### Task inputs
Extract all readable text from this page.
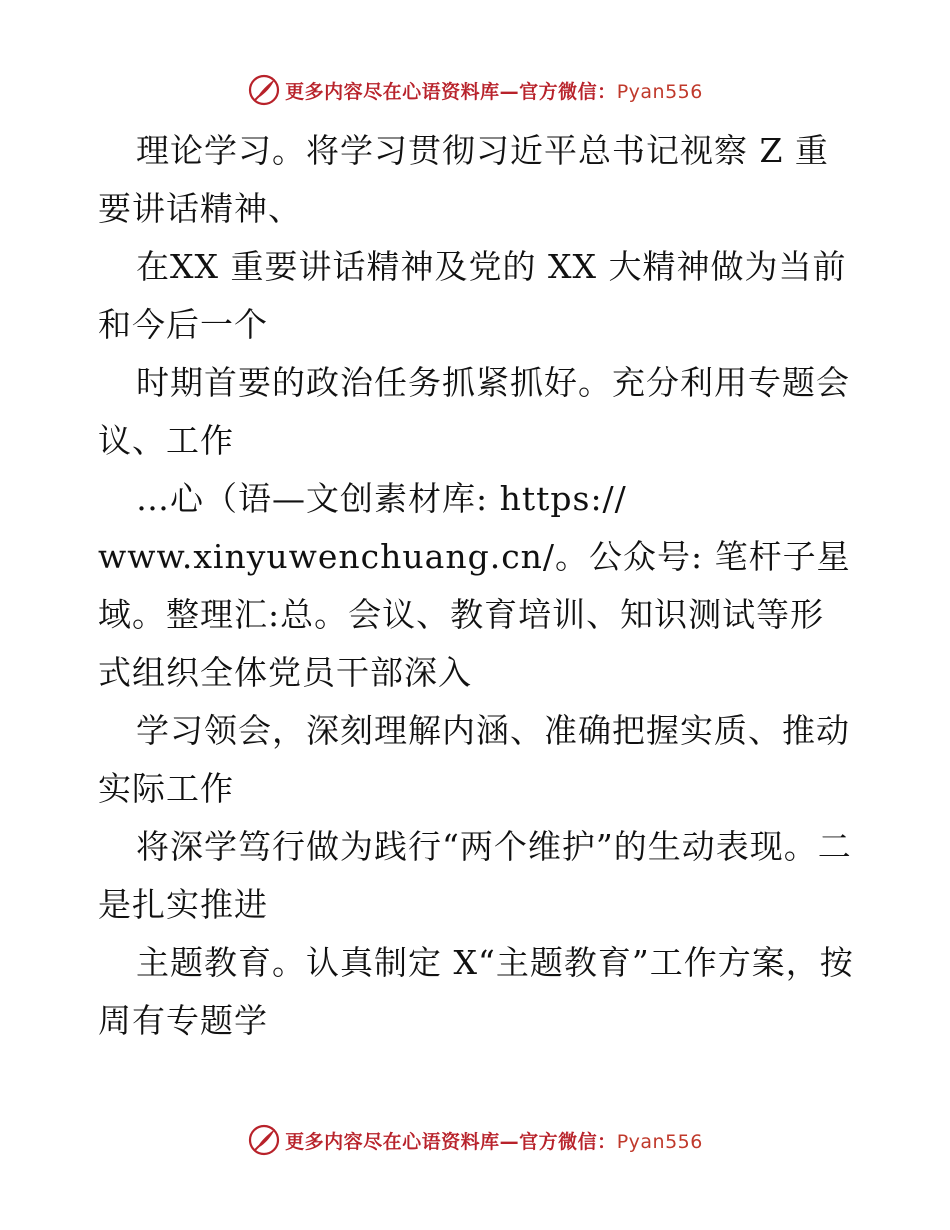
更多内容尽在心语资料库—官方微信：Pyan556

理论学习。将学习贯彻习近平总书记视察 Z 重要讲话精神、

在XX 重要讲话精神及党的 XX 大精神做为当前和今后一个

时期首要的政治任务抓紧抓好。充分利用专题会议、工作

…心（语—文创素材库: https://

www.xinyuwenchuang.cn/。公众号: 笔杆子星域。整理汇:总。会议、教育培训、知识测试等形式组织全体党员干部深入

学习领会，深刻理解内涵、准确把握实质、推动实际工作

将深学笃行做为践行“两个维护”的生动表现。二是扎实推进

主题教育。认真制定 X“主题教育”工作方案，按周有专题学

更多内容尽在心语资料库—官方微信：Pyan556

### What the task requires
Quote the preceding listing precisely and completely, omitting its images.

### Answer in full
Extract all readable text from this page.
更多内容尽在心语资料库—官方微信：Pyan556

理论学习。将学习贯彻习近平总书记视察 Z 重要讲话精神、

在XX 重要讲话精神及党的 XX 大精神做为当前和今后一个

时期首要的政治任务抓紧抓好。充分利用专题会议、工作

…心（语—文创素材库: https://

www.xinyuwenchuang.cn/。公众号: 笔杆子星域。整理汇:总。会议、教育培训、知识测试等形式组织全体党员干部深入

学习领会，深刻理解内涵、准确把握实质、推动实际工作

将深学笃行做为践行“两个维护”的生动表现。二是扎实推进

主题教育。认真制定 X“主题教育”工作方案，按周有专题学

更多内容尽在心语资料库—官方微信：Pyan556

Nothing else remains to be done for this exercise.